> **What is needed**: Repeat every line below exactly, word for word.

> **Supplied data**:
----

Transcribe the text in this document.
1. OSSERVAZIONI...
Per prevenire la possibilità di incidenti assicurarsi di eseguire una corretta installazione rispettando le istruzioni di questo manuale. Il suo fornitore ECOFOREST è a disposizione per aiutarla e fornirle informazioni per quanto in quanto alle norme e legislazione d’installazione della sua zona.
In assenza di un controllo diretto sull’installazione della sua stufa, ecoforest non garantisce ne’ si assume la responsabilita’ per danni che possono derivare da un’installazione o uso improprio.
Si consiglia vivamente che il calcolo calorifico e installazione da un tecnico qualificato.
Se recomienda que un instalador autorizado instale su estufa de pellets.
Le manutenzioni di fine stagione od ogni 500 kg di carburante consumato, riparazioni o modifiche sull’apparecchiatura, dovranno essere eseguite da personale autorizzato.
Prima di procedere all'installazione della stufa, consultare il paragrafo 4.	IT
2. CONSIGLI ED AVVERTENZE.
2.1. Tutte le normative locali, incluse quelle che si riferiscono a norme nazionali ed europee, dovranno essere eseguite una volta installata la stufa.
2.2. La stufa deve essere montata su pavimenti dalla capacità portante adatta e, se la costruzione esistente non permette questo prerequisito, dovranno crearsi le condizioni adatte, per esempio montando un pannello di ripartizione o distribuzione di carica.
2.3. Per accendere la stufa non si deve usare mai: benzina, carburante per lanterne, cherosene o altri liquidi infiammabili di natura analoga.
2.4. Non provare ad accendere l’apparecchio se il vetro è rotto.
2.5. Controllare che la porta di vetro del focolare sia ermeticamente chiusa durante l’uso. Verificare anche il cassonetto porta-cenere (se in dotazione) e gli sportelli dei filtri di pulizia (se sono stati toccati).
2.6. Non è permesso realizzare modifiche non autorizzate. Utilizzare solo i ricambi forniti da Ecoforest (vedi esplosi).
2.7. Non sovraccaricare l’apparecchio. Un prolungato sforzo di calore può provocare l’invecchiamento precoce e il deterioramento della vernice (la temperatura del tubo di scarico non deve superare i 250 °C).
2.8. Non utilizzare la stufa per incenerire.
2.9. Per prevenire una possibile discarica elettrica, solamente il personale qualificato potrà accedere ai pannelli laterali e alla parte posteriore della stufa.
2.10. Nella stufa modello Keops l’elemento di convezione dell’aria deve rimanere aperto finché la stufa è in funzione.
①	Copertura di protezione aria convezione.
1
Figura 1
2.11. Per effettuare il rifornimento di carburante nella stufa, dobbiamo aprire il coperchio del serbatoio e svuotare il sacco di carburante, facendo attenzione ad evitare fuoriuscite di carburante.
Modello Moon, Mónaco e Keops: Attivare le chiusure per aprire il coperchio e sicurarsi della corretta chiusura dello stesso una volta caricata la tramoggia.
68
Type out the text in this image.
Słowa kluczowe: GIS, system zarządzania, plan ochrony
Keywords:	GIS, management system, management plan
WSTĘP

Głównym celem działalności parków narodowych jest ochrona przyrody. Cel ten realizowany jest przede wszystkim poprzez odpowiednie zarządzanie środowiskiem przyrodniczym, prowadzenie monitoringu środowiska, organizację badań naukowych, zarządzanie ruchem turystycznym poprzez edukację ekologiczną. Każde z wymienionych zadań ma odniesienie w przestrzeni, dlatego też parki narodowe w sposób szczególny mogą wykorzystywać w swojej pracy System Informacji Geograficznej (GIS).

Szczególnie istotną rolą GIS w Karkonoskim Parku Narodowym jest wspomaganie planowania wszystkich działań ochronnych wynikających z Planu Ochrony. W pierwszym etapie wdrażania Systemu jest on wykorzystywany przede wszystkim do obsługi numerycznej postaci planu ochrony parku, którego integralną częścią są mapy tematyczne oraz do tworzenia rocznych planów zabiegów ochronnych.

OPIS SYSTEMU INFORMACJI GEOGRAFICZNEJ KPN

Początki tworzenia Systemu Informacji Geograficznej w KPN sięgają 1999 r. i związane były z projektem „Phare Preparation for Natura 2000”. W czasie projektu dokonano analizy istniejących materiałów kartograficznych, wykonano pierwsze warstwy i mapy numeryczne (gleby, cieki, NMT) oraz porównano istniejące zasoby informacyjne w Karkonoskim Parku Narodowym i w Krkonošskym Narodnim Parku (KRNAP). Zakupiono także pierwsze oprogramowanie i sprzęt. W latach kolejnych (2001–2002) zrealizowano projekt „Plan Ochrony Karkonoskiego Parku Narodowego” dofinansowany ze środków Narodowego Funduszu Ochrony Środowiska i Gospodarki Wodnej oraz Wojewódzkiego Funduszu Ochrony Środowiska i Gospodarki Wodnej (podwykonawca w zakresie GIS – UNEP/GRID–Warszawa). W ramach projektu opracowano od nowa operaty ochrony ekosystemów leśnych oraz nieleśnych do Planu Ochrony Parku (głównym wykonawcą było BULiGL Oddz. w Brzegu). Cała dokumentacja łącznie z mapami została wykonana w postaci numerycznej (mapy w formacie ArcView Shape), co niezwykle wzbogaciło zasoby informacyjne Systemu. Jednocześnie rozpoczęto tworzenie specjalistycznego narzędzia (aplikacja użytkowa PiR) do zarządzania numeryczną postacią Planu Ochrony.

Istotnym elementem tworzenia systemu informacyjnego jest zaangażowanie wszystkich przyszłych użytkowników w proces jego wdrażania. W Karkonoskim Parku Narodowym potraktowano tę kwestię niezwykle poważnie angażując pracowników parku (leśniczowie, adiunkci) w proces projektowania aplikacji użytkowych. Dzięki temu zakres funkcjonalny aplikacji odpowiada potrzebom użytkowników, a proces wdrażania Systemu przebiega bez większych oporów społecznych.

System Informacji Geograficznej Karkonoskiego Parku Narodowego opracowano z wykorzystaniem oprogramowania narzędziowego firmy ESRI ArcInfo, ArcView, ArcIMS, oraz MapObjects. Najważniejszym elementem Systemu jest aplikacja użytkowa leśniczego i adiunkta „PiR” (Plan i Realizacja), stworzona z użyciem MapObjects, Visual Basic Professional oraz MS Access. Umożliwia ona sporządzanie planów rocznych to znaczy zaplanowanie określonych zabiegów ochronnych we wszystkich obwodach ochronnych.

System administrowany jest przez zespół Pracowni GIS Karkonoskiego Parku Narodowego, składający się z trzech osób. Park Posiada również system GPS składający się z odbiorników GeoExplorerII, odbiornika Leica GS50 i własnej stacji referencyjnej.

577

----

> **Exercise output**:
Transcribe the text in this document.
1. OSSERVAZIONI...
Per prevenire la possibilità di incidenti assicurarsi di eseguire una corretta installazione rispettando le istruzioni di questo manuale. Il suo fornitore ECOFOREST è a disposizione per aiutarla e fornirle informazioni per quanto in quanto alle norme e legislazione d’installazione della sua zona.
In assenza di un controllo diretto sull’installazione della sua stufa, ecoforest non garantisce ne’ si assume la responsabilita’ per danni che possono derivare da un’installazione o uso improprio.
Si consiglia vivamente che il calcolo calorifico e installazione da un tecnico qualificato.
Se recomienda que un instalador autorizado instale su estufa de pellets.
Le manutenzioni di fine stagione od ogni 500 kg di carburante consumato, riparazioni o modifiche sull’apparecchiatura, dovranno essere eseguite da personale autorizzato.
Prima di procedere all'installazione della stufa, consultare il paragrafo 4.	IT
2. CONSIGLI ED AVVERTENZE.
2.1. Tutte le normative locali, incluse quelle che si riferiscono a norme nazionali ed europee, dovranno essere eseguite una volta installata la stufa.
2.2. La stufa deve essere montata su pavimenti dalla capacità portante adatta e, se la costruzione esistente non permette questo prerequisito, dovranno crearsi le condizioni adatte, per esempio montando un pannello di ripartizione o distribuzione di carica.
2.3. Per accendere la stufa non si deve usare mai: benzina, carburante per lanterne, cherosene o altri liquidi infiammabili di natura analoga.
2.4. Non provare ad accendere l’apparecchio se il vetro è rotto.
2.5. Controllare che la porta di vetro del focolare sia ermeticamente chiusa durante l’uso. Verificare anche il cassonetto porta-cenere (se in dotazione) e gli sportelli dei filtri di pulizia (se sono stati toccati).
2.6. Non è permesso realizzare modifiche non autorizzate. Utilizzare solo i ricambi forniti da Ecoforest (vedi esplosi).
2.7. Non sovraccaricare l’apparecchio. Un prolungato sforzo di calore può provocare l’invecchiamento precoce e il deterioramento della vernice (la temperatura del tubo di scarico non deve superare i 250 °C).
2.8. Non utilizzare la stufa per incenerire.
2.9. Per prevenire una possibile discarica elettrica, solamente il personale qualificato potrà accedere ai pannelli laterali e alla parte posteriore della stufa.
2.10. Nella stufa modello Keops l’elemento di convezione dell’aria deve rimanere aperto finché la stufa è in funzione.
①	Copertura di protezione aria convezione.
1
Figura 1
2.11. Per effettuare il rifornimento di carburante nella stufa, dobbiamo aprire il coperchio del serbatoio e svuotare il sacco di carburante, facendo attenzione ad evitare fuoriuscite di carburante.
Modello Moon, Mónaco e Keops: Attivare le chiusure per aprire il coperchio e sicurarsi della corretta chiusura dello stesso una volta caricata la tramoggia.
68
Type out the text in this image.
Słowa kluczowe: GIS, system zarządzania, plan ochrony
Keywords:	GIS, management system, management plan
WSTĘP

Głównym celem działalności parków narodowych jest ochrona przyrody. Cel ten realizowany jest przede wszystkim poprzez odpowiednie zarządzanie środowiskiem przyrodniczym, prowadzenie monitoringu środowiska, organizację badań naukowych, zarządzanie ruchem turystycznym poprzez edukację ekologiczną. Każde z wymienionych zadań ma odniesienie w przestrzeni, dlatego też parki narodowe w sposób szczególny mogą wykorzystywać w swojej pracy System Informacji Geograficznej (GIS).

Szczególnie istotną rolą GIS w Karkonoskim Parku Narodowym jest wspomaganie planowania wszystkich działań ochronnych wynikających z Planu Ochrony. W pierwszym etapie wdrażania Systemu jest on wykorzystywany przede wszystkim do obsługi numerycznej postaci planu ochrony parku, którego integralną częścią są mapy tematyczne oraz do tworzenia rocznych planów zabiegów ochronnych.

OPIS SYSTEMU INFORMACJI GEOGRAFICZNEJ KPN

Początki tworzenia Systemu Informacji Geograficznej w KPN sięgają 1999 r. i związane były z projektem „Phare Preparation for Natura 2000”. W czasie projektu dokonano analizy istniejących materiałów kartograficznych, wykonano pierwsze warstwy i mapy numeryczne (gleby, cieki, NMT) oraz porównano istniejące zasoby informacyjne w Karkonoskim Parku Narodowym i w Krkonošskym Narodnim Parku (KRNAP). Zakupiono także pierwsze oprogramowanie i sprzęt. W latach kolejnych (2001–2002) zrealizowano projekt „Plan Ochrony Karkonoskiego Parku Narodowego” dofinansowany ze środków Narodowego Funduszu Ochrony Środowiska i Gospodarki Wodnej oraz Wojewódzkiego Funduszu Ochrony Środowiska i Gospodarki Wodnej (podwykonawca w zakresie GIS – UNEP/GRID–Warszawa). W ramach projektu opracowano od nowa operaty ochrony ekosystemów leśnych oraz nieleśnych do Planu Ochrony Parku (głównym wykonawcą było BULiGL Oddz. w Brzegu). Cała dokumentacja łącznie z mapami została wykonana w postaci numerycznej (mapy w formacie ArcView Shape), co niezwykle wzbogaciło zasoby informacyjne Systemu. Jednocześnie rozpoczęto tworzenie specjalistycznego narzędzia (aplikacja użytkowa PiR) do zarządzania numeryczną postacią Planu Ochrony.

Istotnym elementem tworzenia systemu informacyjnego jest zaangażowanie wszystkich przyszłych użytkowników w proces jego wdrażania. W Karkonoskim Parku Narodowym potraktowano tę kwestię niezwykle poważnie angażując pracowników parku (leśniczowie, adiunkci) w proces projektowania aplikacji użytkowych. Dzięki temu zakres funkcjonalny aplikacji odpowiada potrzebom użytkowników, a proces wdrażania Systemu przebiega bez większych oporów społecznych.

System Informacji Geograficznej Karkonoskiego Parku Narodowego opracowano z wykorzystaniem oprogramowania narzędziowego firmy ESRI ArcInfo, ArcView, ArcIMS, oraz MapObjects. Najważniejszym elementem Systemu jest aplikacja użytkowa leśniczego i adiunkta „PiR” (Plan i Realizacja), stworzona z użyciem MapObjects, Visual Basic Professional oraz MS Access. Umożliwia ona sporządzanie planów rocznych to znaczy zaplanowanie określonych zabiegów ochronnych we wszystkich obwodach ochronnych.

System administrowany jest przez zespół Pracowni GIS Karkonoskiego Parku Narodowego, składający się z trzech osób. Park Posiada również system GPS składający się z odbiorników GeoExplorerII, odbiornika Leica GS50 i własnej stacji referencyjnej.

577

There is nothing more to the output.